__Task to complete__: Using the records that follow, copy every line containing the word "heading".

[start]

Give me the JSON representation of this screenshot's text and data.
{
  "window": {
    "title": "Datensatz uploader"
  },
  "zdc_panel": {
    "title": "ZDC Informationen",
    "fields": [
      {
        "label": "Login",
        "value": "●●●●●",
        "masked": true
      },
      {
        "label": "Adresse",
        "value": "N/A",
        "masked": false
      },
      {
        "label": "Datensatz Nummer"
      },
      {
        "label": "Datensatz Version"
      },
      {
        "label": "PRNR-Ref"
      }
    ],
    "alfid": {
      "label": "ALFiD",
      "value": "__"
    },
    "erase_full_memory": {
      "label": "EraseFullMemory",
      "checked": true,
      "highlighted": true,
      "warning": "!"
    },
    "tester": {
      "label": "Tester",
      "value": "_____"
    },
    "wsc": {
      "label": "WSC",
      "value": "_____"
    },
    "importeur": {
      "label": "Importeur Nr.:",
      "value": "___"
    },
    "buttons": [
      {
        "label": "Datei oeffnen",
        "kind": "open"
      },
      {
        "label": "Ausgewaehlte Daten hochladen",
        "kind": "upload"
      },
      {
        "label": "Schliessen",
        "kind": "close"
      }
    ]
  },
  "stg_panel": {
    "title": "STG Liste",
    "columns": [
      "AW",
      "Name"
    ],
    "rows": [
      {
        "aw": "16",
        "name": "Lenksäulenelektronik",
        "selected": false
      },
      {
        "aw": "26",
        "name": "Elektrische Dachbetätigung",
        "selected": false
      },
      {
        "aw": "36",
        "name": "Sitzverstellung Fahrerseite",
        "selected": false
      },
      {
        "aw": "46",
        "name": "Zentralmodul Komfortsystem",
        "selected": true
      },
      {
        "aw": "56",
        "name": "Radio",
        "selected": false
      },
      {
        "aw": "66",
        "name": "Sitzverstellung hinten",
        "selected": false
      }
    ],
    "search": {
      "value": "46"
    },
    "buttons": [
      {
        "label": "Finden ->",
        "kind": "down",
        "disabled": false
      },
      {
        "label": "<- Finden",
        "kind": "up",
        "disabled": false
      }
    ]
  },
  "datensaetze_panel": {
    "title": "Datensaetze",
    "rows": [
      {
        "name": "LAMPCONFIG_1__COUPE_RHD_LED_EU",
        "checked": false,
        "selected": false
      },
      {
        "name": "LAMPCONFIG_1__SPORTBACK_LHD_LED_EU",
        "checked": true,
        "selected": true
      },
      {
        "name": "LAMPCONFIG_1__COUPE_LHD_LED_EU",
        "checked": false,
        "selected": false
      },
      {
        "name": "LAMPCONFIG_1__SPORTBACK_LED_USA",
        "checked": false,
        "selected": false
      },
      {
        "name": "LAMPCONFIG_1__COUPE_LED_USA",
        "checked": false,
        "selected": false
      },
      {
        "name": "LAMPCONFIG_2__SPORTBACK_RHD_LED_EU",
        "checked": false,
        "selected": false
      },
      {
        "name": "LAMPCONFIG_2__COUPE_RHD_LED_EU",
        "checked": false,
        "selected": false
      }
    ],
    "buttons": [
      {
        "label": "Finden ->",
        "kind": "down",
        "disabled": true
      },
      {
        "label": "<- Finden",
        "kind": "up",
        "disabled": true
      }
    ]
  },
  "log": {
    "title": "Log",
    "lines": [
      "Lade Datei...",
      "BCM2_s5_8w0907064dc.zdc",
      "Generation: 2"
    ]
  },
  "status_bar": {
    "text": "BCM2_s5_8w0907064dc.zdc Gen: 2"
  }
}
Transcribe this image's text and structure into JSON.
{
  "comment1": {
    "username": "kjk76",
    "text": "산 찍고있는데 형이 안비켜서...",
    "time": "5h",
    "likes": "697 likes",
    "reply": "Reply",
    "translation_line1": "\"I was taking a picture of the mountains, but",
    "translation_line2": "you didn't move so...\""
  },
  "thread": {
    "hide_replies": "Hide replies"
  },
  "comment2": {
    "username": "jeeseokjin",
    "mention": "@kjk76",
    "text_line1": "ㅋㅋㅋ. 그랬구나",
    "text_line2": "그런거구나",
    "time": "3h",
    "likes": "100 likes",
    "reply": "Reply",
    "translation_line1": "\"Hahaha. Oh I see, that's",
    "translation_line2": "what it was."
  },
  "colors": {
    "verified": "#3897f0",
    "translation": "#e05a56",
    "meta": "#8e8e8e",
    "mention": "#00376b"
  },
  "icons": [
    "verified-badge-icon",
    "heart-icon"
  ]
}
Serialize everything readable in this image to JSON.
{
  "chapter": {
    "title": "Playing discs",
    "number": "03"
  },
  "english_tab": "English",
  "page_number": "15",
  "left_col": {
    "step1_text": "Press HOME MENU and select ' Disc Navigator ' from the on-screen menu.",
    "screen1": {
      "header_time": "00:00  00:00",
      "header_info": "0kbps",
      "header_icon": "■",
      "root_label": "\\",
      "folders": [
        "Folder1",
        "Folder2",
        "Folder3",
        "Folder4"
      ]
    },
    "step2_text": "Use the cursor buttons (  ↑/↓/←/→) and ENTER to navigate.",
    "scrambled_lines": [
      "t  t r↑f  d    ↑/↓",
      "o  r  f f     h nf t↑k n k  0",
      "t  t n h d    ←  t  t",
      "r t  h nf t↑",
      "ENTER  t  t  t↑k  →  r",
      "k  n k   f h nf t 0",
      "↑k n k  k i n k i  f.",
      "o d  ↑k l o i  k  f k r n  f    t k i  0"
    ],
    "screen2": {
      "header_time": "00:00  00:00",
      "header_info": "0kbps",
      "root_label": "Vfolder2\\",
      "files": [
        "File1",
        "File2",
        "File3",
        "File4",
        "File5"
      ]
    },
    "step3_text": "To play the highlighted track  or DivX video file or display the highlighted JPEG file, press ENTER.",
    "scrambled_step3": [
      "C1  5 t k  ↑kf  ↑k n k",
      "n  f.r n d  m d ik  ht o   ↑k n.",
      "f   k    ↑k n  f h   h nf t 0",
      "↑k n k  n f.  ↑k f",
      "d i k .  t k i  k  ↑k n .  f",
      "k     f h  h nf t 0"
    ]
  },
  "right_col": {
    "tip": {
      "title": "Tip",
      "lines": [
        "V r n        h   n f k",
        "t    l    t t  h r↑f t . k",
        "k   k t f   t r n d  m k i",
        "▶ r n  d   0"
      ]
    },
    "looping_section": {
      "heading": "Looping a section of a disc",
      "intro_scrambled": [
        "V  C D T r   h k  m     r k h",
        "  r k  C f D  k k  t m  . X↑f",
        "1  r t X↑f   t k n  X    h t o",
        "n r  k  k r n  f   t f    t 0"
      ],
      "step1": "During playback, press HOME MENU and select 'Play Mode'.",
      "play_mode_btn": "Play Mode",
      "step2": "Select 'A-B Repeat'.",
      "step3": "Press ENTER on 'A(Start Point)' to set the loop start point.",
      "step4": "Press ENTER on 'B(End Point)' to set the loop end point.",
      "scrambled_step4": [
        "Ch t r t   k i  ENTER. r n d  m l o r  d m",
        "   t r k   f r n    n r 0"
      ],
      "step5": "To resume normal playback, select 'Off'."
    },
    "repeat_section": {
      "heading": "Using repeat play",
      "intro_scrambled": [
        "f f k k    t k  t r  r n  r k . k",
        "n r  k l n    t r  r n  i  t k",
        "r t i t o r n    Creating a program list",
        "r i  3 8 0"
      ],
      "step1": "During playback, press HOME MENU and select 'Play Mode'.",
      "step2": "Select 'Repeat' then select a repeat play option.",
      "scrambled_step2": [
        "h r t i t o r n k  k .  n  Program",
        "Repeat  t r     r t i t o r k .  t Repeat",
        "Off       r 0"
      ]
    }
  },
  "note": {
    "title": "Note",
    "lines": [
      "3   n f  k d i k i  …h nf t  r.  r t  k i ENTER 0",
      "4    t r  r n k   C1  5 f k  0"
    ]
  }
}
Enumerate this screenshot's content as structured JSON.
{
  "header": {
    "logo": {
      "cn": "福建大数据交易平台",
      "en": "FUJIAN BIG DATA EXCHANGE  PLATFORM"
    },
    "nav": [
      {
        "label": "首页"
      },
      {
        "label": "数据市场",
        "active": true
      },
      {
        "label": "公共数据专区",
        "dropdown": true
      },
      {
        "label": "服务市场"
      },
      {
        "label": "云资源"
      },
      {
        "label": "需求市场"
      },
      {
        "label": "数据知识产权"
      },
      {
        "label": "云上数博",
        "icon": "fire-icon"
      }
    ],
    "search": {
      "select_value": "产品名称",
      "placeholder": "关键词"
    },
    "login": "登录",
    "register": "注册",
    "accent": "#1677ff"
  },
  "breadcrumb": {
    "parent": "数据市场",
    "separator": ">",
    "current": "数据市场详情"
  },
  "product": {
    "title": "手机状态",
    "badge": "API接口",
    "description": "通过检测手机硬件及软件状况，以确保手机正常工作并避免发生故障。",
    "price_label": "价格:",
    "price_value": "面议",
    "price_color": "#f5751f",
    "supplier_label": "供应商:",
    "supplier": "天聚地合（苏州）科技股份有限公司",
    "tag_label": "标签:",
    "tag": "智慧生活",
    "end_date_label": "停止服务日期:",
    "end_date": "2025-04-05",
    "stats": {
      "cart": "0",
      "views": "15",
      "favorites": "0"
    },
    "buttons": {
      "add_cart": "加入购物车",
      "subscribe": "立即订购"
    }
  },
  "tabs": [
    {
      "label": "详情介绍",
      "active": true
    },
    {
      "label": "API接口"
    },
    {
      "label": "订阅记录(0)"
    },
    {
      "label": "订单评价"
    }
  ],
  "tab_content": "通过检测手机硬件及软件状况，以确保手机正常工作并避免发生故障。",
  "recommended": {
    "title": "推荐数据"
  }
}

[end]

__Expected answer__:
      "heading": "Looping a section of a disc",
      "heading": "Using repeat play",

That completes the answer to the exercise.